Entries with figure data
|---|
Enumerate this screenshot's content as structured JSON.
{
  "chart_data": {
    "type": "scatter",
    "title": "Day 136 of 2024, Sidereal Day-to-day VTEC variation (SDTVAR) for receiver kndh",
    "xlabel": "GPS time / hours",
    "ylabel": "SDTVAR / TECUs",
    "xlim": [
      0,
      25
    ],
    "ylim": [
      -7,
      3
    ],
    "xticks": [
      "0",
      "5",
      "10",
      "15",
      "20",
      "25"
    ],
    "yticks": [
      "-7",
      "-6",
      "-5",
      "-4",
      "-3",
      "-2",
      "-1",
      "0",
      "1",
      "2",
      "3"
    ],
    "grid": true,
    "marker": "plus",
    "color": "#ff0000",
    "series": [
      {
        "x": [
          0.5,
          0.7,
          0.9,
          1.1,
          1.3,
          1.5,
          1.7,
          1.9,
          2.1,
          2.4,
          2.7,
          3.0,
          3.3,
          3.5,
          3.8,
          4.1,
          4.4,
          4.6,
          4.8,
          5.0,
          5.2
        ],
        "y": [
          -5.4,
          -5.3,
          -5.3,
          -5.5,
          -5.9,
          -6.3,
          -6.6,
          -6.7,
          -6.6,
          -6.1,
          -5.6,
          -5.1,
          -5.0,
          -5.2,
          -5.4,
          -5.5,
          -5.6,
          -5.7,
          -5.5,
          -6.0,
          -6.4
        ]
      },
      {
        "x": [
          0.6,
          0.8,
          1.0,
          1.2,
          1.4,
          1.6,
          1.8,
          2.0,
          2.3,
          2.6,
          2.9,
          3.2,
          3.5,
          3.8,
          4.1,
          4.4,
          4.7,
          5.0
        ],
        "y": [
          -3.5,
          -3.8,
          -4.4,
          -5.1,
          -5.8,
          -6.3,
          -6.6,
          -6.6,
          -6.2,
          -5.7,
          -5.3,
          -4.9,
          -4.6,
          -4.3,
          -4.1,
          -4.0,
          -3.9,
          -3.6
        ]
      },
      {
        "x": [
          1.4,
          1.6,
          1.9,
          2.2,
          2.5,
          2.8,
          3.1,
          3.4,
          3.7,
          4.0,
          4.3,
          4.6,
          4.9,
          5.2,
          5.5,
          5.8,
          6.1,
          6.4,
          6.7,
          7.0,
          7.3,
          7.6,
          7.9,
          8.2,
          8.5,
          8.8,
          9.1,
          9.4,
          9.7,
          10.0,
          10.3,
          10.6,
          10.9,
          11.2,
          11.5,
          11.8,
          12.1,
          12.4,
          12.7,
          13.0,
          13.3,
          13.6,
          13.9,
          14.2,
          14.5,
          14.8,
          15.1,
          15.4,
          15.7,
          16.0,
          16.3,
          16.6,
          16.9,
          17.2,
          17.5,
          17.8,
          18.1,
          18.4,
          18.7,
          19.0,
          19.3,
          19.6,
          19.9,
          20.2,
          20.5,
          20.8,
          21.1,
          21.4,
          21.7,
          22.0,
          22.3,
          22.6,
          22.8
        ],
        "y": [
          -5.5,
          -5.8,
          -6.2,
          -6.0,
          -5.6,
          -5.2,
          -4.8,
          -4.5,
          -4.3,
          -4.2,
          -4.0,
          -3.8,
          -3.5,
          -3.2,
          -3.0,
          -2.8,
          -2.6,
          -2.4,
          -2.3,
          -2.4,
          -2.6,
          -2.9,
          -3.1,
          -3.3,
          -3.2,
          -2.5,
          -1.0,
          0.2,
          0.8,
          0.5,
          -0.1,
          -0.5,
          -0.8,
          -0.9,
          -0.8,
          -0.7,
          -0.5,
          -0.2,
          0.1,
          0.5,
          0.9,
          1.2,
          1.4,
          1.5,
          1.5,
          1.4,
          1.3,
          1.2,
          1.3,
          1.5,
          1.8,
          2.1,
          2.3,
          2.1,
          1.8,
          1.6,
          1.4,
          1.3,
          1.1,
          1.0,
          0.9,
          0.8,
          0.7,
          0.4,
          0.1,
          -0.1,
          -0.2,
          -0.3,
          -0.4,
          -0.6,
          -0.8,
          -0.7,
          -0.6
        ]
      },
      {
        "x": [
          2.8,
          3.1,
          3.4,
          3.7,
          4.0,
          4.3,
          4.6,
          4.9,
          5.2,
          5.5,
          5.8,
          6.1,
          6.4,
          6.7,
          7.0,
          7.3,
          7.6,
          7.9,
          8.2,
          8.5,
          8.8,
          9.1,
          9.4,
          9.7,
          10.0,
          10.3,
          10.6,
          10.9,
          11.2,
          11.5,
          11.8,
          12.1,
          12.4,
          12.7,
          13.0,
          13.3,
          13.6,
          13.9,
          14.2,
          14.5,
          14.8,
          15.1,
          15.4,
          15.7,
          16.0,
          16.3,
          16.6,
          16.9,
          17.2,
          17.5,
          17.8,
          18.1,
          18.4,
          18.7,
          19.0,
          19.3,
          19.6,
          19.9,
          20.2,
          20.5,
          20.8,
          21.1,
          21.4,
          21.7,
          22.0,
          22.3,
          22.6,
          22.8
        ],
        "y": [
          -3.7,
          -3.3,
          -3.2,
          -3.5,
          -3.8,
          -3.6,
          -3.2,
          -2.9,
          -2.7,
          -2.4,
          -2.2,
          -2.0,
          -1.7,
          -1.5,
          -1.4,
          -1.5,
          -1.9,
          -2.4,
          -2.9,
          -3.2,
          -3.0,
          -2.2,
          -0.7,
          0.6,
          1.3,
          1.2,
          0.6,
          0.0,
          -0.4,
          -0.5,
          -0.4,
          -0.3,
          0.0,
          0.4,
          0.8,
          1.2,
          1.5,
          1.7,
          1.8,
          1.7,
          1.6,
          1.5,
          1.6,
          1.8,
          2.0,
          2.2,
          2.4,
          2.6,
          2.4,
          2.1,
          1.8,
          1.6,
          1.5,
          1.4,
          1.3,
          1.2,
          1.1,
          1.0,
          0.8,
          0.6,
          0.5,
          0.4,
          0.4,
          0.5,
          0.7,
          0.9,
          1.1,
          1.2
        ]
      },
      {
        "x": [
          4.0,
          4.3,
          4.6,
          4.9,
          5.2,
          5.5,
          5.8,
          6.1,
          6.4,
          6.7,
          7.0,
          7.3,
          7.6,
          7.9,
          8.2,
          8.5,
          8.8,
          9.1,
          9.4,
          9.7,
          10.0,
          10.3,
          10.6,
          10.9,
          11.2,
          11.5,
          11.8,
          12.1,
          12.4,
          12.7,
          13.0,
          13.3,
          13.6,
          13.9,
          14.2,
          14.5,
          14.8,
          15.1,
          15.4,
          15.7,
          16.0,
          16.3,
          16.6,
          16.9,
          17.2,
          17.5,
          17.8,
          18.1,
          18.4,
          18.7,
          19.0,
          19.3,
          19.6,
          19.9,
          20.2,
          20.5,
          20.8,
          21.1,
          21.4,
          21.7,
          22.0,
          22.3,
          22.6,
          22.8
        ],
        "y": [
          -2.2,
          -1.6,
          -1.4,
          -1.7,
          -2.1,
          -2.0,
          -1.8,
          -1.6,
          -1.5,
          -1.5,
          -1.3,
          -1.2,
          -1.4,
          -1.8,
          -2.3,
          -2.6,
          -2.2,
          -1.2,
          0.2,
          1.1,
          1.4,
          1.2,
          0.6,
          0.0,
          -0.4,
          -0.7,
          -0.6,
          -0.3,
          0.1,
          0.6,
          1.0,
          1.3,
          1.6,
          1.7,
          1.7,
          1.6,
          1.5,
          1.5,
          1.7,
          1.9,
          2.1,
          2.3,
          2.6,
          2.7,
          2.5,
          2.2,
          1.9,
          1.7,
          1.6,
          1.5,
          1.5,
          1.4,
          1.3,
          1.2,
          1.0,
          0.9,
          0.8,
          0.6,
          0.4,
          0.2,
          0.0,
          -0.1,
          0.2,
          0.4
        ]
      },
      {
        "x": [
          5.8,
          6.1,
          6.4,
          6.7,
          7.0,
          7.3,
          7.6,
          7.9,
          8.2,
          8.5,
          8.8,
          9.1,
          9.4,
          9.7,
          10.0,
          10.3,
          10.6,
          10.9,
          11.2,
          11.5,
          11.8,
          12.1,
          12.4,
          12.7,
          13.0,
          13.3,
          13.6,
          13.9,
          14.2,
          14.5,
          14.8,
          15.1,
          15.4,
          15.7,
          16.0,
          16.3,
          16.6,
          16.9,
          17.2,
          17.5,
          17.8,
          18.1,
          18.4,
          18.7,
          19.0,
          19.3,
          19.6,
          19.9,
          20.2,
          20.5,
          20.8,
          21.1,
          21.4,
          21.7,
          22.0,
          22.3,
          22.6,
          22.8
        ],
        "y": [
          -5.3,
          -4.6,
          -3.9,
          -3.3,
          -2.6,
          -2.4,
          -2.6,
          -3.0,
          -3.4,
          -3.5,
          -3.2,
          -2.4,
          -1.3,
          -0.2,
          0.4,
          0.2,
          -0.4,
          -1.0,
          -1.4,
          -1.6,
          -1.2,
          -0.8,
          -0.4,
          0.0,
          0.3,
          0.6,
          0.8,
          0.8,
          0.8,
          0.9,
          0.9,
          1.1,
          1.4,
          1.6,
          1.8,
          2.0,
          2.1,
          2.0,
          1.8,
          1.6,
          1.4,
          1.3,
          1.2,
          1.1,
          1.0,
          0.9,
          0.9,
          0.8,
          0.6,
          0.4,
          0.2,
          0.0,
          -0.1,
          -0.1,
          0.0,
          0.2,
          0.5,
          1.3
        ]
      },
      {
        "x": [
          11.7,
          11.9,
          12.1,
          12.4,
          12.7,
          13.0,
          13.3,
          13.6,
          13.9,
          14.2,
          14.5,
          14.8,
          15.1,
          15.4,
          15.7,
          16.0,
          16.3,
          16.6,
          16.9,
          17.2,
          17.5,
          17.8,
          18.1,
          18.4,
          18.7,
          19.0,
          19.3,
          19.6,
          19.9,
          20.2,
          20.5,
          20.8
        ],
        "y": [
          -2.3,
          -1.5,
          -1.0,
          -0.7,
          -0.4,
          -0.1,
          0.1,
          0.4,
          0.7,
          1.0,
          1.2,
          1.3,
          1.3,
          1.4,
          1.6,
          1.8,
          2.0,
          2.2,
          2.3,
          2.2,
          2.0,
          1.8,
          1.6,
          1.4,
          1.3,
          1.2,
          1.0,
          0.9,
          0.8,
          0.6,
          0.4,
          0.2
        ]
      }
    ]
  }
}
|---|
What this task involves -
Your task is to gather every line with the word "SDTVAR" and copy it.

Exercise result -
    "title": "Day 136 of 2024, Sidereal Day-to-day VTEC variation (SDTVAR) for receiver kndh",
    "ylabel": "SDTVAR / TECUs",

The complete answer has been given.